* Given instruction *
Please print every record below exactly as it appears.

* Information supplied *
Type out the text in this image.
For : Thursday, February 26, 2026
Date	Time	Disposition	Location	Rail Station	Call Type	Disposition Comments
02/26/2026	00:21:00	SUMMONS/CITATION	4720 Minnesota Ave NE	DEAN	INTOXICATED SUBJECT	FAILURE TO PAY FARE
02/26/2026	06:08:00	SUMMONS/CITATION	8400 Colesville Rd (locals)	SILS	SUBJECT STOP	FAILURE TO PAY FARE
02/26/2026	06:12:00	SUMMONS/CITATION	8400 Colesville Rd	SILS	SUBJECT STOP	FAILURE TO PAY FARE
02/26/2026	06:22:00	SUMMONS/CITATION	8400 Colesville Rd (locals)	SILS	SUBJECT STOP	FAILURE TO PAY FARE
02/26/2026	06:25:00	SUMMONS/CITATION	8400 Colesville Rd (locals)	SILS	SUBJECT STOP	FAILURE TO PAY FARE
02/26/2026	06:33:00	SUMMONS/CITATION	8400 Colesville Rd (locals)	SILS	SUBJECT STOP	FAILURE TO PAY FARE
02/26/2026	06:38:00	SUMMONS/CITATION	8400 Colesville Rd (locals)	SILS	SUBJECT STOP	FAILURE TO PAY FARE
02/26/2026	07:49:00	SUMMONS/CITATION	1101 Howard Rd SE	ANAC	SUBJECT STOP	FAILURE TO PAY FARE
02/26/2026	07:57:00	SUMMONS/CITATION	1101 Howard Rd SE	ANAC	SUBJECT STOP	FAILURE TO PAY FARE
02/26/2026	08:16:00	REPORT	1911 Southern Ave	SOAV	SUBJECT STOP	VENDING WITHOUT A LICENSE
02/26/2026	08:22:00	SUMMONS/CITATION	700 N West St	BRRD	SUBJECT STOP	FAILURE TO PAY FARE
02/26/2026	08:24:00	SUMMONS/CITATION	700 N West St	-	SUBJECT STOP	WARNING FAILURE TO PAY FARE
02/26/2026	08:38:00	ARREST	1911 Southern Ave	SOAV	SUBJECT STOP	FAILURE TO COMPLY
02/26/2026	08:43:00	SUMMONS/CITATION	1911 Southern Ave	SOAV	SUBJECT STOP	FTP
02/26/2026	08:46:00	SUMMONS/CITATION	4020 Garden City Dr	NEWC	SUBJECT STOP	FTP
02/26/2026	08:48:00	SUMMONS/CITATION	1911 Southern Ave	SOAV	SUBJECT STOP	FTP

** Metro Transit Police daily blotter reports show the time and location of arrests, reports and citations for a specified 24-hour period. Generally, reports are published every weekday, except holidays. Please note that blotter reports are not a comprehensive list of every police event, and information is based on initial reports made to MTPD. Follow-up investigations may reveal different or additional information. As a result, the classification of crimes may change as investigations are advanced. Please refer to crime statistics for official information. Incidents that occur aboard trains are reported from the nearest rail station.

* Answer in full *
Type out the text in this image.
For : Thursday, February 26, 2026
Date	Time	Disposition	Location	Rail Station	Call Type	Disposition Comments
02/26/2026	00:21:00	SUMMONS/CITATION	4720 Minnesota Ave NE	DEAN	INTOXICATED SUBJECT	FAILURE TO PAY FARE
02/26/2026	06:08:00	SUMMONS/CITATION	8400 Colesville Rd (locals)	SILS	SUBJECT STOP	FAILURE TO PAY FARE
02/26/2026	06:12:00	SUMMONS/CITATION	8400 Colesville Rd	SILS	SUBJECT STOP	FAILURE TO PAY FARE
02/26/2026	06:22:00	SUMMONS/CITATION	8400 Colesville Rd (locals)	SILS	SUBJECT STOP	FAILURE TO PAY FARE
02/26/2026	06:25:00	SUMMONS/CITATION	8400 Colesville Rd (locals)	SILS	SUBJECT STOP	FAILURE TO PAY FARE
02/26/2026	06:33:00	SUMMONS/CITATION	8400 Colesville Rd (locals)	SILS	SUBJECT STOP	FAILURE TO PAY FARE
02/26/2026	06:38:00	SUMMONS/CITATION	8400 Colesville Rd (locals)	SILS	SUBJECT STOP	FAILURE TO PAY FARE
02/26/2026	07:49:00	SUMMONS/CITATION	1101 Howard Rd SE	ANAC	SUBJECT STOP	FAILURE TO PAY FARE
02/26/2026	07:57:00	SUMMONS/CITATION	1101 Howard Rd SE	ANAC	SUBJECT STOP	FAILURE TO PAY FARE
02/26/2026	08:16:00	REPORT	1911 Southern Ave	SOAV	SUBJECT STOP	VENDING WITHOUT A LICENSE
02/26/2026	08:22:00	SUMMONS/CITATION	700 N West St	BRRD	SUBJECT STOP	FAILURE TO PAY FARE
02/26/2026	08:24:00	SUMMONS/CITATION	700 N West St	-	SUBJECT STOP	WARNING FAILURE TO PAY FARE
02/26/2026	08:38:00	ARREST	1911 Southern Ave	SOAV	SUBJECT STOP	FAILURE TO COMPLY
02/26/2026	08:43:00	SUMMONS/CITATION	1911 Southern Ave	SOAV	SUBJECT STOP	FTP
02/26/2026	08:46:00	SUMMONS/CITATION	4020 Garden City Dr	NEWC	SUBJECT STOP	FTP
02/26/2026	08:48:00	SUMMONS/CITATION	1911 Southern Ave	SOAV	SUBJECT STOP	FTP

** Metro Transit Police daily blotter reports show the time and location of arrests, reports and citations for a specified 24-hour period. Generally, reports are published every weekday, except holidays. Please note that blotter reports are not a comprehensive list of every police event, and information is based on initial reports made to MTPD. Follow-up investigations may reveal different or additional information. As a result, the classification of crimes may change as investigations are advanced. Please refer to crime statistics for official information. Incidents that occur aboard trains are reported from the nearest rail station.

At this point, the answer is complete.